• **Given instruction**
Rewrite the entries from the start through the line containing "menu-image[interactable]: Image xyxy=(97,18,132,38)", swapping "color-swatch" for "palette-color" and keeping everything else the same.
:: Extracted information ::
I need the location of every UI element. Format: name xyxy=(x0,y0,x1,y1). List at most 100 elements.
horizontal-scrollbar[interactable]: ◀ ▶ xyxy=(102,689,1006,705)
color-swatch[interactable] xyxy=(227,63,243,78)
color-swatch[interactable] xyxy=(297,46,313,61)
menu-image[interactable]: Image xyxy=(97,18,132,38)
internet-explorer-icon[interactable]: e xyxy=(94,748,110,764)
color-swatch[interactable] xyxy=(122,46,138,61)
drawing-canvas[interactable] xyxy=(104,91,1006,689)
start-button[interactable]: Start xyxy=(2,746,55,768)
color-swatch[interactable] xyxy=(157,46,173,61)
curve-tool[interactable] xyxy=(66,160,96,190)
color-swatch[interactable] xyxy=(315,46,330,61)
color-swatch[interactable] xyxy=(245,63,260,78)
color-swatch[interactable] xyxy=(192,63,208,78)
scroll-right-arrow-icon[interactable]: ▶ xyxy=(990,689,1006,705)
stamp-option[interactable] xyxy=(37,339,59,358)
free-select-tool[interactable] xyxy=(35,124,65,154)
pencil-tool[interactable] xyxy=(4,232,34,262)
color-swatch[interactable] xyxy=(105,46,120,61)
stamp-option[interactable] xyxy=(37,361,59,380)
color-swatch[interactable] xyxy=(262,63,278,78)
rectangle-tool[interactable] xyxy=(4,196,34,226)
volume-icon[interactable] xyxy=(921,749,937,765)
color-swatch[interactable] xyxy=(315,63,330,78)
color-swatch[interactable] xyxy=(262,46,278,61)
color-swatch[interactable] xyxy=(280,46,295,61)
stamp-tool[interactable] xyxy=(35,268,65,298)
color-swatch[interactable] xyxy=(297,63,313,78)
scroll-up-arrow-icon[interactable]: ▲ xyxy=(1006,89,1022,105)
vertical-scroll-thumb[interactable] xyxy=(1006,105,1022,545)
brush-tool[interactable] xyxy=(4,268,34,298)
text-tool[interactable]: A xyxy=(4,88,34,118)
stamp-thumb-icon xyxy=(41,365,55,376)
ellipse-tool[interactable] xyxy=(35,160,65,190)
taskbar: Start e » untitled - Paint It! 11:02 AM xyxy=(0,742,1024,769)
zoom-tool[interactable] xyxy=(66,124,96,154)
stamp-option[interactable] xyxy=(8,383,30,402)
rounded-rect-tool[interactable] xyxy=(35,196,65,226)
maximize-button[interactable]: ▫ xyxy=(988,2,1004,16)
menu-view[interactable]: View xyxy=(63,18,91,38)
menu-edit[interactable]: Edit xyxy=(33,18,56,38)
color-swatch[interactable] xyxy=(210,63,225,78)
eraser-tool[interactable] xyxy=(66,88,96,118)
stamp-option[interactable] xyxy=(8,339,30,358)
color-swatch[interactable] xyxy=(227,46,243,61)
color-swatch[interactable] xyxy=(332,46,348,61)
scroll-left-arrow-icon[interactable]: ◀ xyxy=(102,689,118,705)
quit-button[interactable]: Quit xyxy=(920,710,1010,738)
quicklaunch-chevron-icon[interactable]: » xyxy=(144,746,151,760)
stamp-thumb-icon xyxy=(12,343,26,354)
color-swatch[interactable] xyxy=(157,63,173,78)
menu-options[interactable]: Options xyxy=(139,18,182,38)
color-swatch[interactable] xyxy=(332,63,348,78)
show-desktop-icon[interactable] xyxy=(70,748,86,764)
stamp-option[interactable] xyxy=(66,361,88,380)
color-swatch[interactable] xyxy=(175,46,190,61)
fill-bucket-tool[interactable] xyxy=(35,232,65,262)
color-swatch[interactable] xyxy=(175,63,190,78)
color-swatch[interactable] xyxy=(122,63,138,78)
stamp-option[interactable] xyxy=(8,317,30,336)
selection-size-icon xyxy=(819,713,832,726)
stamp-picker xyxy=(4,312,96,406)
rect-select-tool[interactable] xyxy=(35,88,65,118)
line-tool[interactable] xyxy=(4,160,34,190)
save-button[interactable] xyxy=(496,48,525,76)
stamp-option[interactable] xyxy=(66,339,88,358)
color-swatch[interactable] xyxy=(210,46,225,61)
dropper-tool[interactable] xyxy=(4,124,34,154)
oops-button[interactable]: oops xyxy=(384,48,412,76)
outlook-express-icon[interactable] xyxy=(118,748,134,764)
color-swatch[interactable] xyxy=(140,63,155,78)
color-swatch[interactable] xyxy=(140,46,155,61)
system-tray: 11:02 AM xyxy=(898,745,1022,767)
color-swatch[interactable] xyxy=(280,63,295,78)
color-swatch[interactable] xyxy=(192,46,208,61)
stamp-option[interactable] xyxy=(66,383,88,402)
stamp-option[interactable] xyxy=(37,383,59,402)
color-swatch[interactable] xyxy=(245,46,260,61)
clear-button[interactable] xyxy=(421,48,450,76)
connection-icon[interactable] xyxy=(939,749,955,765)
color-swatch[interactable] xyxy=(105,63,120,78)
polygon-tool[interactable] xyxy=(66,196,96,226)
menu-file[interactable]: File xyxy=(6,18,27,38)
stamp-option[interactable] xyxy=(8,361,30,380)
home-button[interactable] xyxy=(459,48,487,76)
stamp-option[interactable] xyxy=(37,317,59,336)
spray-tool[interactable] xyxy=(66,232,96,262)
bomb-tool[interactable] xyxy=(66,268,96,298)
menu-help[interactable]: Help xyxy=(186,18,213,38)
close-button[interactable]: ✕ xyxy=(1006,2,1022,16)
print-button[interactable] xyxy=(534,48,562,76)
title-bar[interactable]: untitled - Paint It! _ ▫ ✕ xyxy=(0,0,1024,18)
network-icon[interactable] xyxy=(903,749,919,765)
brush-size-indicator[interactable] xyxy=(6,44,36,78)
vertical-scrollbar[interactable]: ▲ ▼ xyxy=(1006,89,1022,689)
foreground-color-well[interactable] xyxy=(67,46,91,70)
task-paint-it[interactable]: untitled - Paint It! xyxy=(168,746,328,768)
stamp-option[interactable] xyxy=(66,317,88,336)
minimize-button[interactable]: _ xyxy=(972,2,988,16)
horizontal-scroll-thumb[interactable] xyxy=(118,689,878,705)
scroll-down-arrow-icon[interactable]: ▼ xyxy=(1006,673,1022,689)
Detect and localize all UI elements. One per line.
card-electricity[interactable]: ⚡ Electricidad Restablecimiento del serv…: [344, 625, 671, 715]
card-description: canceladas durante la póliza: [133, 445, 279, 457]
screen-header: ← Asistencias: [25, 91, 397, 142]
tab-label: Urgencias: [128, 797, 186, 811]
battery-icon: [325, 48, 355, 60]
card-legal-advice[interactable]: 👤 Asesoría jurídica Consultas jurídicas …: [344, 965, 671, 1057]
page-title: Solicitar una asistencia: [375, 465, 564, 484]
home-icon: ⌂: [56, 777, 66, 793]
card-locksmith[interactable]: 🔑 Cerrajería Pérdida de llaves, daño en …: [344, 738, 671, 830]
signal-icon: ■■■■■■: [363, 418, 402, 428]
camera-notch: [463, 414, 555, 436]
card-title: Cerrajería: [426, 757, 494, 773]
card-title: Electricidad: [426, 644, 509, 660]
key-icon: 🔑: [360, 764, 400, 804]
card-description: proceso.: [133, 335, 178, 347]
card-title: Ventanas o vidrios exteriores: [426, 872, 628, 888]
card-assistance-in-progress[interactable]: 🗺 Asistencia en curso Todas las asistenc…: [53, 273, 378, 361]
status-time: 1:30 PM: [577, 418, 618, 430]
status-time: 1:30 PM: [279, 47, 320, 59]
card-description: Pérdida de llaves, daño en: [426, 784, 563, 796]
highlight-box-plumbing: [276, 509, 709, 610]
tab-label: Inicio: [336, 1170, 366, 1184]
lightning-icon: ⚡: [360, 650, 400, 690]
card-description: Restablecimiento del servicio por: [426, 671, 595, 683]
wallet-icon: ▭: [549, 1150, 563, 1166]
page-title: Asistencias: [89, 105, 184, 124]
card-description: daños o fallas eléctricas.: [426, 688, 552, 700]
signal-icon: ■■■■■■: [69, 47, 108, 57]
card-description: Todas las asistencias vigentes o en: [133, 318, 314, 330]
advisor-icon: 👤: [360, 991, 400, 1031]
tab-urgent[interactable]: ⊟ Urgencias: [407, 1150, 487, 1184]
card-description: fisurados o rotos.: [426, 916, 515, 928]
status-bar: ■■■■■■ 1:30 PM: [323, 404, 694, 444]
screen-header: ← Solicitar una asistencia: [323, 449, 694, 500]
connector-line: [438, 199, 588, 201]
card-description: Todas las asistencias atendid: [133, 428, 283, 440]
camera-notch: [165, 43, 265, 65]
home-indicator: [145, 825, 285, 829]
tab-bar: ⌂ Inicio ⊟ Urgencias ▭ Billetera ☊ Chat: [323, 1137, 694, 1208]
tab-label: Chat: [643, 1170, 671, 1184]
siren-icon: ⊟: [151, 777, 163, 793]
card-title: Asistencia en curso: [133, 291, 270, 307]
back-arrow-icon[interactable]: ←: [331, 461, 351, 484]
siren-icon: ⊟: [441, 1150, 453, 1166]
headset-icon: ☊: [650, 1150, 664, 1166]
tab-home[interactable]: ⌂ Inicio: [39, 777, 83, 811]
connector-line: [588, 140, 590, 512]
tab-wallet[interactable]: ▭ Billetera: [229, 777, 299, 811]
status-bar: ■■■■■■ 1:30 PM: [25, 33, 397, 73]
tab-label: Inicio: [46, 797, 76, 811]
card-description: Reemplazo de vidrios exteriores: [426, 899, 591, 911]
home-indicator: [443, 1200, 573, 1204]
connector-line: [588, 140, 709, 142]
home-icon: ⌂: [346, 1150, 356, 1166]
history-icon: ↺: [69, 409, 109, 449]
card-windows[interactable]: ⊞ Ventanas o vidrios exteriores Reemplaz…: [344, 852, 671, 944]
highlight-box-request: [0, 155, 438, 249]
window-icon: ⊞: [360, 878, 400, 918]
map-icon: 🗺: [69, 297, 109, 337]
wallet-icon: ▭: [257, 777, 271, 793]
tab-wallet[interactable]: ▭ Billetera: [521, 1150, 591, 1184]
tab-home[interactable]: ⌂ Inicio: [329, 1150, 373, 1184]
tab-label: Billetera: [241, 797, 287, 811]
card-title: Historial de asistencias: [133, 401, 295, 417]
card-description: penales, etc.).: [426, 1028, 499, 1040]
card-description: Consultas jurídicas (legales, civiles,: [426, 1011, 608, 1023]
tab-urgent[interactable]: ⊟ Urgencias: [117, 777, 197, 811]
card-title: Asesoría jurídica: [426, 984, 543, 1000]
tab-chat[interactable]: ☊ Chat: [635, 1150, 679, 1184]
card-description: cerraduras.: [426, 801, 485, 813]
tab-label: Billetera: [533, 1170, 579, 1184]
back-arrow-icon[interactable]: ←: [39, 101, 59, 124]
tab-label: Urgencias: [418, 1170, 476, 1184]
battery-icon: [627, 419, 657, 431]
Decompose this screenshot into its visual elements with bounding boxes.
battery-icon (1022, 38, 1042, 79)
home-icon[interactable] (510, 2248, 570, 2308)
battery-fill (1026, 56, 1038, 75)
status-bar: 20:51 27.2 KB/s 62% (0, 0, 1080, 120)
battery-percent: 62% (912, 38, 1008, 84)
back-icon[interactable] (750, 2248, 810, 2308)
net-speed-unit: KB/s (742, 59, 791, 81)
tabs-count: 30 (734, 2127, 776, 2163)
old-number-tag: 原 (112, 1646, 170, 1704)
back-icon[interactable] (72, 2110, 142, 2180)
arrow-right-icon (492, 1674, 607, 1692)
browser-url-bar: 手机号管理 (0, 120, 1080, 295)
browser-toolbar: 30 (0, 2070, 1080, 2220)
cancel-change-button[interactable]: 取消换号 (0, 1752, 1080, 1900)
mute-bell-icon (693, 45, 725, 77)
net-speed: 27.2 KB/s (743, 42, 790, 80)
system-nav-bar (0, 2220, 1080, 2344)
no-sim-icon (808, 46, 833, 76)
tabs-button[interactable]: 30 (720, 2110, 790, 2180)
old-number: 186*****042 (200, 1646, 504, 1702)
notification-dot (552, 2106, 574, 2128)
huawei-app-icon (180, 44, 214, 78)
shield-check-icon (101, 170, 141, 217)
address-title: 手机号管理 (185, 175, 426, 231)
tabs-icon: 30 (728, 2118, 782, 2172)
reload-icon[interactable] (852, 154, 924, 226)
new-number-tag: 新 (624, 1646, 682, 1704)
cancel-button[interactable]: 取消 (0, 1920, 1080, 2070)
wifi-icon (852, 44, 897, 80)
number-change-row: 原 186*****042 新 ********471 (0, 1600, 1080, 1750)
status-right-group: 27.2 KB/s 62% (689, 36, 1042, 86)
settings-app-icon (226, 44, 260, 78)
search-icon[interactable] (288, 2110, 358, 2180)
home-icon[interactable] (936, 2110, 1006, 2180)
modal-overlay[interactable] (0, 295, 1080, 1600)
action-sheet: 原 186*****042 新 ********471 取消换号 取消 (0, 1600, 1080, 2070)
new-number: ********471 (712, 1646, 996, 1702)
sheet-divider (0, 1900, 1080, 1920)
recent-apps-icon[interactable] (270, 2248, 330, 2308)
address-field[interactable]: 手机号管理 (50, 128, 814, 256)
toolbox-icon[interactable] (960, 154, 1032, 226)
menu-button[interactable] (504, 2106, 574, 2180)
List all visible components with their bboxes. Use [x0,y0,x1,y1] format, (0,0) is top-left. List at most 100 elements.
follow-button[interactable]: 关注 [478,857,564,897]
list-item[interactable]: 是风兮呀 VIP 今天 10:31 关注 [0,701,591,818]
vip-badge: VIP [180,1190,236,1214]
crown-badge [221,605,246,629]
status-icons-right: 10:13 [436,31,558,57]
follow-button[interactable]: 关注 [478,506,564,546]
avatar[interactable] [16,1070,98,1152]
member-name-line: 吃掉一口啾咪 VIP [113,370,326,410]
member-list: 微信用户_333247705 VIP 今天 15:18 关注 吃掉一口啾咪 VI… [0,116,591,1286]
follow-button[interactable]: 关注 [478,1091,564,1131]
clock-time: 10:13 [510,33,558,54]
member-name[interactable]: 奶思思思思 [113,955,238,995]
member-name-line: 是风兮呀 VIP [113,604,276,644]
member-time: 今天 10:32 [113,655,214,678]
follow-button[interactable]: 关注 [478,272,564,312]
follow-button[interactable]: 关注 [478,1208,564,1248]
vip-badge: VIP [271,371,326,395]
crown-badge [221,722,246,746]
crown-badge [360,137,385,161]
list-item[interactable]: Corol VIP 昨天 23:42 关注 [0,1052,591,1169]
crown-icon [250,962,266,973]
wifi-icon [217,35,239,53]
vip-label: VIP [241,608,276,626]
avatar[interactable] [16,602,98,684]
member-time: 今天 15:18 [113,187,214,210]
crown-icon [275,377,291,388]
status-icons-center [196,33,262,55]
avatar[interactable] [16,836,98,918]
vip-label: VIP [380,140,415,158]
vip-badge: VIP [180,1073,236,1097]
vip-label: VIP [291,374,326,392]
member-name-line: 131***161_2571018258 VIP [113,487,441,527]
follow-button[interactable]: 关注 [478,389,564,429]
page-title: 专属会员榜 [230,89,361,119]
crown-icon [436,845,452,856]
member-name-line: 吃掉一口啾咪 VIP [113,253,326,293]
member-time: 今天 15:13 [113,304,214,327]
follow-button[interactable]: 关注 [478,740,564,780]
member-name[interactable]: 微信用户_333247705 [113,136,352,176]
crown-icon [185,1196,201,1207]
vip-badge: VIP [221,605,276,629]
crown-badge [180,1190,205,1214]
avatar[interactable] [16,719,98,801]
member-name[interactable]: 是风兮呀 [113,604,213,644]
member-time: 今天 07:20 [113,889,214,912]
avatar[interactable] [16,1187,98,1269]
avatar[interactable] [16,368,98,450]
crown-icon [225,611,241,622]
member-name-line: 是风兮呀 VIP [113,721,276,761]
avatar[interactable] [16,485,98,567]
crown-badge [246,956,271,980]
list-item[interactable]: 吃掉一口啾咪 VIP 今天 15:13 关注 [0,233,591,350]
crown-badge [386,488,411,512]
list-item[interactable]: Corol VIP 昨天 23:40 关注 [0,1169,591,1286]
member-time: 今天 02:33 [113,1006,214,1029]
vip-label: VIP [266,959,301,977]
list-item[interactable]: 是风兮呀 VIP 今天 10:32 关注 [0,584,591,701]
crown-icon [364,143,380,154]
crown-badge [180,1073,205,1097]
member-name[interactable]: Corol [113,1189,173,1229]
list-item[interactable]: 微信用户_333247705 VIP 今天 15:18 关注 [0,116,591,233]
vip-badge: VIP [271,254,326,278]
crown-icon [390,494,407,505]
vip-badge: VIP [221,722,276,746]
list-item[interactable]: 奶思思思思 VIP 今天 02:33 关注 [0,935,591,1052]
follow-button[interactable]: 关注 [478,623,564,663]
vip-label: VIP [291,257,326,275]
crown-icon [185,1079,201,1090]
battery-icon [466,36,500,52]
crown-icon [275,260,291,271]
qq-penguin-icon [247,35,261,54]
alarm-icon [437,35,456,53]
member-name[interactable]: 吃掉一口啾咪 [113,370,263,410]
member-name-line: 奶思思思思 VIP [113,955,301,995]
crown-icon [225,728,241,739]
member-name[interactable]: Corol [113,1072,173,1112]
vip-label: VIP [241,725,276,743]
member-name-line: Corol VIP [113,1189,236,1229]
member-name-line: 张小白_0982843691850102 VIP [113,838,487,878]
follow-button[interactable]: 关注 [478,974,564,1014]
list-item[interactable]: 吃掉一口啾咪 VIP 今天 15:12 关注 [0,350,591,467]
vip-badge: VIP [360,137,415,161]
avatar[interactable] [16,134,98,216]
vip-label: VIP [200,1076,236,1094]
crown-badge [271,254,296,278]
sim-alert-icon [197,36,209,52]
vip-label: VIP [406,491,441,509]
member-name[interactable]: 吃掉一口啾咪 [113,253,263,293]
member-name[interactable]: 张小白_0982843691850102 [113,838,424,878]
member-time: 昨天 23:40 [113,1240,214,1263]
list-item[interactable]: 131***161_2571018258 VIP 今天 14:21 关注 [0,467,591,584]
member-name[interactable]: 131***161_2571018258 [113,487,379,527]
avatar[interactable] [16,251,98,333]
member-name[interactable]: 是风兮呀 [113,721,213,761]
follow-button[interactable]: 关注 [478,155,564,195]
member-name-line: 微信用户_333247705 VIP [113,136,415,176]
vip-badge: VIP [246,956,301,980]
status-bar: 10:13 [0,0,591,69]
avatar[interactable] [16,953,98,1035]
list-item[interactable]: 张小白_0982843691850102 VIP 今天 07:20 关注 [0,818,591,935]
:::
• **Task answer**
I need the location of every UI element. Format: name xyxy=(x0,y0,x1,y1). List at most 100 elements.
horizontal-scrollbar[interactable]: ◀ ▶ xyxy=(102,689,1006,705)
palette-color[interactable] xyxy=(227,63,243,78)
palette-color[interactable] xyxy=(297,46,313,61)
menu-image[interactable]: Image xyxy=(97,18,132,38)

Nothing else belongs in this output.